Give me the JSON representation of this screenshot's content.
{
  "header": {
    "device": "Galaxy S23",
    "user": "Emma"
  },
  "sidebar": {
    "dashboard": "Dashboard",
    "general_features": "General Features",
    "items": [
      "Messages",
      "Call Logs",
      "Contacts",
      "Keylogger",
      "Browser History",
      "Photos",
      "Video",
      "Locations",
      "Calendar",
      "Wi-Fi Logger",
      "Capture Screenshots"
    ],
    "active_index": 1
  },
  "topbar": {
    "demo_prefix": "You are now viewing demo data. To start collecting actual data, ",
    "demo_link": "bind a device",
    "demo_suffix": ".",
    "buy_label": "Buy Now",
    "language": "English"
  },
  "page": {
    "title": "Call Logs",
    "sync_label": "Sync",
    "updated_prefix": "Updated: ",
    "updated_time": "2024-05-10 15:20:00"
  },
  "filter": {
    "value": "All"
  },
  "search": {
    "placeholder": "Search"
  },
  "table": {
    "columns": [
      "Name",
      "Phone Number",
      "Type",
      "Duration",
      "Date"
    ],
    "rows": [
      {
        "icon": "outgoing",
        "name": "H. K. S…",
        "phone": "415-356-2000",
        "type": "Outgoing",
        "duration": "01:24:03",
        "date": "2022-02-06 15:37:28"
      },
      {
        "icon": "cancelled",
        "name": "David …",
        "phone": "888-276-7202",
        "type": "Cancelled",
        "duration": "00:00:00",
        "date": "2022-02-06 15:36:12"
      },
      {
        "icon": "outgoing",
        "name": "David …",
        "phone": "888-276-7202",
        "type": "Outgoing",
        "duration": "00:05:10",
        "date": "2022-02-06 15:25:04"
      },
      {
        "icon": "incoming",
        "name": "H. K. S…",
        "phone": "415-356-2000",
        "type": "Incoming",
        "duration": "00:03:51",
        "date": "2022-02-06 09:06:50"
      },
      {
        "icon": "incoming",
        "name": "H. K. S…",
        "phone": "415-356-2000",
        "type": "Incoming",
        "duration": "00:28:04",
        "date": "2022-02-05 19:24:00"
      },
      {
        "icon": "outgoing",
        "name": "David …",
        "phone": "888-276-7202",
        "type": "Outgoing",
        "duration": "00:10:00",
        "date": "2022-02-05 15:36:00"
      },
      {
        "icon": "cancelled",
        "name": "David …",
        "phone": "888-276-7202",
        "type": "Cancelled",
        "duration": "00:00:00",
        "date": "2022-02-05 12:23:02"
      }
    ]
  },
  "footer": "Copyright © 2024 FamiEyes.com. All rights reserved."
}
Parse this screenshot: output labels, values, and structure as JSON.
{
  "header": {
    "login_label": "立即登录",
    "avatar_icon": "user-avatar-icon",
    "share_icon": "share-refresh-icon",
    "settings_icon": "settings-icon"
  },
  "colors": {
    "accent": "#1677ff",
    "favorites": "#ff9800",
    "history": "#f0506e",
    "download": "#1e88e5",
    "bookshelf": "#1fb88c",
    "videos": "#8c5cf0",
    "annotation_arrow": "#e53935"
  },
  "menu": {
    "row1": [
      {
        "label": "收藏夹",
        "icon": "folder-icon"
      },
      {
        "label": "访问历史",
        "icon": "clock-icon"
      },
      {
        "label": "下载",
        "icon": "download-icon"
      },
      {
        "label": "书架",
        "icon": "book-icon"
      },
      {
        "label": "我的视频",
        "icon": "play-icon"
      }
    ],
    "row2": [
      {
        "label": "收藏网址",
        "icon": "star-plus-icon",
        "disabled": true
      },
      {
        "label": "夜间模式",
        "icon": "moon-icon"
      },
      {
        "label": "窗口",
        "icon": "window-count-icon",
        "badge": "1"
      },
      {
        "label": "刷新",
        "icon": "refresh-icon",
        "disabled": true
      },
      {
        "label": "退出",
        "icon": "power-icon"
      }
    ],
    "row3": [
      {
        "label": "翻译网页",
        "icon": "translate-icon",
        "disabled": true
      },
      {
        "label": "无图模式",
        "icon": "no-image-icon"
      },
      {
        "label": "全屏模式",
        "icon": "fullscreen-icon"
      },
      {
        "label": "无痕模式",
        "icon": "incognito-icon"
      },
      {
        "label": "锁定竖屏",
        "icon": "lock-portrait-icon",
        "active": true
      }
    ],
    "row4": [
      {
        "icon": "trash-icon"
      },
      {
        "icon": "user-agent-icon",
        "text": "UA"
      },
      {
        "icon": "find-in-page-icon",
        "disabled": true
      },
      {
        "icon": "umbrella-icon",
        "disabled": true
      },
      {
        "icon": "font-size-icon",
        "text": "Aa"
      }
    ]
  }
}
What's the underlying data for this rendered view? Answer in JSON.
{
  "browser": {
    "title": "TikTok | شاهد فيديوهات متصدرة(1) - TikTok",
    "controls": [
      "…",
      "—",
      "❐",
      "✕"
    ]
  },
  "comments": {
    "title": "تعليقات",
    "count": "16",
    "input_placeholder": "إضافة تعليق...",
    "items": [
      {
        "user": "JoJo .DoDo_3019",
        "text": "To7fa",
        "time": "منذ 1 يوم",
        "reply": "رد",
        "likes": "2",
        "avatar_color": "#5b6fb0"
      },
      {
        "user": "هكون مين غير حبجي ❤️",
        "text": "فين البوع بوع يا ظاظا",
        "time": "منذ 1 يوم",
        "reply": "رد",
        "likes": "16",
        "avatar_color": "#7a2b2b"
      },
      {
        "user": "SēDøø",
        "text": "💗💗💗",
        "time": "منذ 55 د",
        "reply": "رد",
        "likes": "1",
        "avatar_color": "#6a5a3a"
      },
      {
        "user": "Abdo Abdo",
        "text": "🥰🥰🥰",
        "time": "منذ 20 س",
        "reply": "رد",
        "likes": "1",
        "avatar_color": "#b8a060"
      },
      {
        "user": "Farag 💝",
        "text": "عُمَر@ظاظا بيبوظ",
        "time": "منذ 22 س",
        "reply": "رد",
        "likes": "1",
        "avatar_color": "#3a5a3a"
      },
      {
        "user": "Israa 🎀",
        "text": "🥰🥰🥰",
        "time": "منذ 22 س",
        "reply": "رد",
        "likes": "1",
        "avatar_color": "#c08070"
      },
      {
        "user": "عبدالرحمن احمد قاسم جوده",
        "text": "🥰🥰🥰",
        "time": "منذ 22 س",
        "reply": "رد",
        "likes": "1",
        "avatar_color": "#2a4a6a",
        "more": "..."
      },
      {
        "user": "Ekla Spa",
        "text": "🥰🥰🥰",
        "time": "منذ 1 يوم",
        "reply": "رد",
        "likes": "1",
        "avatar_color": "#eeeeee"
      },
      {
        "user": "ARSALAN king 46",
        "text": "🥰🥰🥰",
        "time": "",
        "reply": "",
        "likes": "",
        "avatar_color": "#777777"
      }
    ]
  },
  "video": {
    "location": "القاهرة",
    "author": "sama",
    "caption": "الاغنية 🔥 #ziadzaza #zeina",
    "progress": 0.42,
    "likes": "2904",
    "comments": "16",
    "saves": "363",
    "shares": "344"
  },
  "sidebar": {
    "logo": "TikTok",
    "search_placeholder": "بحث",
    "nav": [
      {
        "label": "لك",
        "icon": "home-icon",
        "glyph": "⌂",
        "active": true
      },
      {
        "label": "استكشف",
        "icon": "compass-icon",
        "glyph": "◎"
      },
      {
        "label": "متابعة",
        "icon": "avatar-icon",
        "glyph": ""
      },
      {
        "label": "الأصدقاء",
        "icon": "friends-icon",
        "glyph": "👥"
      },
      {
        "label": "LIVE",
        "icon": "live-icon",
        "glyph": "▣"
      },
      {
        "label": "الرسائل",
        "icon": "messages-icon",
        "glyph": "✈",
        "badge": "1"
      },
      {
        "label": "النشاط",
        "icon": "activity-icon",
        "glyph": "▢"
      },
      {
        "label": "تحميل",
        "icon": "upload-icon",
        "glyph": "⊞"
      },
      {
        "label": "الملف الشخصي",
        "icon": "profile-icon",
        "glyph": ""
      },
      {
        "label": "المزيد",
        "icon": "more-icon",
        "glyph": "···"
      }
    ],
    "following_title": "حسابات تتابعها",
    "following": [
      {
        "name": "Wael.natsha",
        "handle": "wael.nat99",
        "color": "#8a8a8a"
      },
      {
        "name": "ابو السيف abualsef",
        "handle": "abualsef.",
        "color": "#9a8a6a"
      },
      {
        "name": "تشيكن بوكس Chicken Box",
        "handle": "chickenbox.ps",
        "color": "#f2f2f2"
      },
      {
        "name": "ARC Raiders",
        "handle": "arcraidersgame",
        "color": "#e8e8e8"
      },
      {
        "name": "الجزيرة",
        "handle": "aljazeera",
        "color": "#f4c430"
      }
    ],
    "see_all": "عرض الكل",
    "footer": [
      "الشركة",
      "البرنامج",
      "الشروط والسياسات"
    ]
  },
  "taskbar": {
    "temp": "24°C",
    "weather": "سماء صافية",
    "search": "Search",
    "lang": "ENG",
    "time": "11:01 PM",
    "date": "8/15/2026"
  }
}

* [What you have to do]: The word "ظاظا" appears in how many lines of the data? Answer with only the number.

* [Response to this exercise]: 2